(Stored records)
--
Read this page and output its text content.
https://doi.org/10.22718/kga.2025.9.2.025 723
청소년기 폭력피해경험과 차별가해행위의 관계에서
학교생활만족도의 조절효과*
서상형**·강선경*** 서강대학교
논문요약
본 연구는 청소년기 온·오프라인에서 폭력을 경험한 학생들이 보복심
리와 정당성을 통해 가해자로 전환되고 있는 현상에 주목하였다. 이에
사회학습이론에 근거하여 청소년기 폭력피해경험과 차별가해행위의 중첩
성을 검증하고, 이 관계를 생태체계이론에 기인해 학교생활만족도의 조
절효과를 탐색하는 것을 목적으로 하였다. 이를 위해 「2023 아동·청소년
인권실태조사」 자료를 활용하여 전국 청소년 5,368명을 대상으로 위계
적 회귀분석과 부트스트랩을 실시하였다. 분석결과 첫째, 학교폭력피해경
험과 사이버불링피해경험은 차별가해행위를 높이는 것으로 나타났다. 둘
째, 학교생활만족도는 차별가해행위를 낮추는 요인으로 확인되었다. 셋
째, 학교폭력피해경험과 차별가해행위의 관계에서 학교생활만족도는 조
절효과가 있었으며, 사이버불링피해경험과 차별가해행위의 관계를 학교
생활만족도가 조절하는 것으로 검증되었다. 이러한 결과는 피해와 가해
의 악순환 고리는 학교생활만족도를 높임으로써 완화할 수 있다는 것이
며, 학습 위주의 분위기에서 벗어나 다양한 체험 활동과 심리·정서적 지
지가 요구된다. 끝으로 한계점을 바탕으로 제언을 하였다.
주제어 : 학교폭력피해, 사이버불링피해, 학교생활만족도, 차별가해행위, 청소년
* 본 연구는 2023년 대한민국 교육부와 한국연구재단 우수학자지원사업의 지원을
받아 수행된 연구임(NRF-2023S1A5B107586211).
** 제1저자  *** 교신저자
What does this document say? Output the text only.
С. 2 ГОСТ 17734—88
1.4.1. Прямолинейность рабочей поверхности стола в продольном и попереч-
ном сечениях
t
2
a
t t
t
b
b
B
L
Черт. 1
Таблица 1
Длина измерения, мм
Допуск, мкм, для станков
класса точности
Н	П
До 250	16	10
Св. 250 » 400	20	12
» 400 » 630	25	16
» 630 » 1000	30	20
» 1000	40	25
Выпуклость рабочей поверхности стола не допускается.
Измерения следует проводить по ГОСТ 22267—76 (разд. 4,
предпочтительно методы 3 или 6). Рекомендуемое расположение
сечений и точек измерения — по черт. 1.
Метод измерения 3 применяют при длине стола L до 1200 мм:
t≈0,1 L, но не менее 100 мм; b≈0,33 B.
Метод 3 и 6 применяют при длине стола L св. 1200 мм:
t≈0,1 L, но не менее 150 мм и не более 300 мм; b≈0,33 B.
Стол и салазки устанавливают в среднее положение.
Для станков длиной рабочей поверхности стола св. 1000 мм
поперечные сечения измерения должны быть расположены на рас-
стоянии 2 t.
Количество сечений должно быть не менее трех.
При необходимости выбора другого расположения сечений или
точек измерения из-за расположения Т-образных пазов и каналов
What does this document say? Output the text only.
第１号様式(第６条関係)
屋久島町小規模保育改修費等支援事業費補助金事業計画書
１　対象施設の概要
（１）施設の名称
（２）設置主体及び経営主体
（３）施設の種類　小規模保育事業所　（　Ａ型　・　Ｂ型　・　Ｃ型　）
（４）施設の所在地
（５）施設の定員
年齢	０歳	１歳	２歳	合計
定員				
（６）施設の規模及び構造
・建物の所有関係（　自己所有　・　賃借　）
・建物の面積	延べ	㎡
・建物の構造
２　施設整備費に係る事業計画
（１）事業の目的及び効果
--
» Short exercise
Output all of the data above without any alteration.

» Answer for the task
Read this page and output its text content.
https://doi.org/10.22718/kga.2025.9.2.025 723
청소년기 폭력피해경험과 차별가해행위의 관계에서
학교생활만족도의 조절효과*
서상형**·강선경*** 서강대학교
논문요약
본 연구는 청소년기 온·오프라인에서 폭력을 경험한 학생들이 보복심
리와 정당성을 통해 가해자로 전환되고 있는 현상에 주목하였다. 이에
사회학습이론에 근거하여 청소년기 폭력피해경험과 차별가해행위의 중첩
성을 검증하고, 이 관계를 생태체계이론에 기인해 학교생활만족도의 조
절효과를 탐색하는 것을 목적으로 하였다. 이를 위해 「2023 아동·청소년
인권실태조사」 자료를 활용하여 전국 청소년 5,368명을 대상으로 위계
적 회귀분석과 부트스트랩을 실시하였다. 분석결과 첫째, 학교폭력피해경
험과 사이버불링피해경험은 차별가해행위를 높이는 것으로 나타났다. 둘
째, 학교생활만족도는 차별가해행위를 낮추는 요인으로 확인되었다. 셋
째, 학교폭력피해경험과 차별가해행위의 관계에서 학교생활만족도는 조
절효과가 있었으며, 사이버불링피해경험과 차별가해행위의 관계를 학교
생활만족도가 조절하는 것으로 검증되었다. 이러한 결과는 피해와 가해
의 악순환 고리는 학교생활만족도를 높임으로써 완화할 수 있다는 것이
며, 학습 위주의 분위기에서 벗어나 다양한 체험 활동과 심리·정서적 지
지가 요구된다. 끝으로 한계점을 바탕으로 제언을 하였다.
주제어 : 학교폭력피해, 사이버불링피해, 학교생활만족도, 차별가해행위, 청소년
* 본 연구는 2023년 대한민국 교육부와 한국연구재단 우수학자지원사업의 지원을
받아 수행된 연구임(NRF-2023S1A5B107586211).
** 제1저자  *** 교신저자
What does this document say? Output the text only.
С. 2 ГОСТ 17734—88
1.4.1. Прямолинейность рабочей поверхности стола в продольном и попереч-
ном сечениях
t
2
a
t t
t
b
b
B
L
Черт. 1
Таблица 1
Длина измерения, мм
Допуск, мкм, для станков
класса точности
Н	П
До 250	16	10
Св. 250 » 400	20	12
» 400 » 630	25	16
» 630 » 1000	30	20
» 1000	40	25
Выпуклость рабочей поверхности стола не допускается.
Измерения следует проводить по ГОСТ 22267—76 (разд. 4,
предпочтительно методы 3 или 6). Рекомендуемое расположение
сечений и точек измерения — по черт. 1.
Метод измерения 3 применяют при длине стола L до 1200 мм:
t≈0,1 L, но не менее 100 мм; b≈0,33 B.
Метод 3 и 6 применяют при длине стола L св. 1200 мм:
t≈0,1 L, но не менее 150 мм и не более 300 мм; b≈0,33 B.
Стол и салазки устанавливают в среднее положение.
Для станков длиной рабочей поверхности стола св. 1000 мм
поперечные сечения измерения должны быть расположены на рас-
стоянии 2 t.
Количество сечений должно быть не менее трех.
При необходимости выбора другого расположения сечений или
точек измерения из-за расположения Т-образных пазов и каналов
What does this document say? Output the text only.
第１号様式(第６条関係)
屋久島町小規模保育改修費等支援事業費補助金事業計画書
１　対象施設の概要
（１）施設の名称
（２）設置主体及び経営主体
（３）施設の種類　小規模保育事業所　（　Ａ型　・　Ｂ型　・　Ｃ型　）
（４）施設の所在地
（５）施設の定員
年齢	０歳	１歳	２歳	合計
定員				
（６）施設の規模及び構造
・建物の所有関係（　自己所有　・　賃借　）
・建物の面積	延べ	㎡
・建物の構造
２　施設整備費に係る事業計画
（１）事業の目的及び効果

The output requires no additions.